**AIM OF THE EXERCISE**
Output the material word for word. Leave each picture out.

[Stored data]
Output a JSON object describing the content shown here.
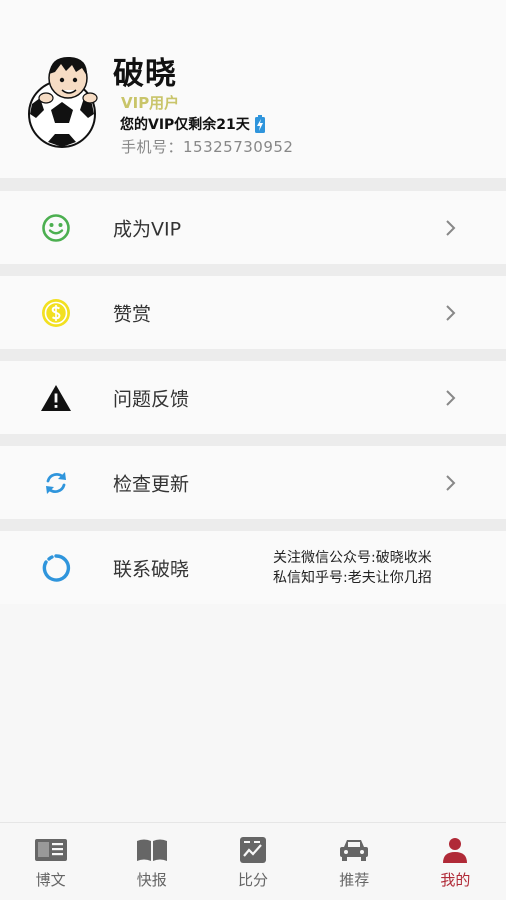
{
  "profile": {
    "name": "破晓",
    "vip_tag": "VIP用户",
    "vip_remaining": "您的VIP仅剩余21天",
    "phone": "手机号：15325730952"
  },
  "menu": [
    {
      "label": "成为VIP",
      "icon": "smiley-icon",
      "icon_color": "#4caf50"
    },
    {
      "label": "赞赏",
      "icon": "coin-dollar-icon",
      "icon_color": "#f2e020"
    },
    {
      "label": "问题反馈",
      "icon": "warning-triangle-icon",
      "icon_color": "#111111"
    },
    {
      "label": "检查更新",
      "icon": "refresh-icon",
      "icon_color": "#2f95dc"
    },
    {
      "label": "联系破晓",
      "icon": "circle-ring-icon",
      "icon_color": "#2f95dc"
    }
  ],
  "contact_note": {
    "line1": "关注微信公众号:破晓收米",
    "line2": "私信知乎号:老夫让你几招"
  },
  "bottom_nav": [
    {
      "label": "博文",
      "icon": "newspaper-icon",
      "active": false
    },
    {
      "label": "快报",
      "icon": "open-book-icon",
      "active": false
    },
    {
      "label": "比分",
      "icon": "score-chart-icon",
      "active": false
    },
    {
      "label": "推荐",
      "icon": "car-icon",
      "active": false
    },
    {
      "label": "我的",
      "icon": "person-icon",
      "active": true
    }
  ],
  "colors": {
    "vip_gold": "#c9c56a",
    "active_tab": "#b02a37",
    "battery_blue": "#2f95dc"
  }
}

**WRITTEN RESPONSE**
Output a JSON object describing the content shown here.
{
  "profile": {
    "name": "破晓",
    "vip_tag": "VIP用户",
    "vip_remaining": "您的VIP仅剩余21天",
    "phone": "手机号：15325730952"
  },
  "menu": [
    {
      "label": "成为VIP",
      "icon": "smiley-icon",
      "icon_color": "#4caf50"
    },
    {
      "label": "赞赏",
      "icon": "coin-dollar-icon",
      "icon_color": "#f2e020"
    },
    {
      "label": "问题反馈",
      "icon": "warning-triangle-icon",
      "icon_color": "#111111"
    },
    {
      "label": "检查更新",
      "icon": "refresh-icon",
      "icon_color": "#2f95dc"
    },
    {
      "label": "联系破晓",
      "icon": "circle-ring-icon",
      "icon_color": "#2f95dc"
    }
  ],
  "contact_note": {
    "line1": "关注微信公众号:破晓收米",
    "line2": "私信知乎号:老夫让你几招"
  },
  "bottom_nav": [
    {
      "label": "博文",
      "icon": "newspaper-icon",
      "active": false
    },
    {
      "label": "快报",
      "icon": "open-book-icon",
      "active": false
    },
    {
      "label": "比分",
      "icon": "score-chart-icon",
      "active": false
    },
    {
      "label": "推荐",
      "icon": "car-icon",
      "active": false
    },
    {
      "label": "我的",
      "icon": "person-icon",
      "active": true
    }
  ],
  "colors": {
    "vip_gold": "#c9c56a",
    "active_tab": "#b02a37",
    "battery_blue": "#2f95dc"
  }
}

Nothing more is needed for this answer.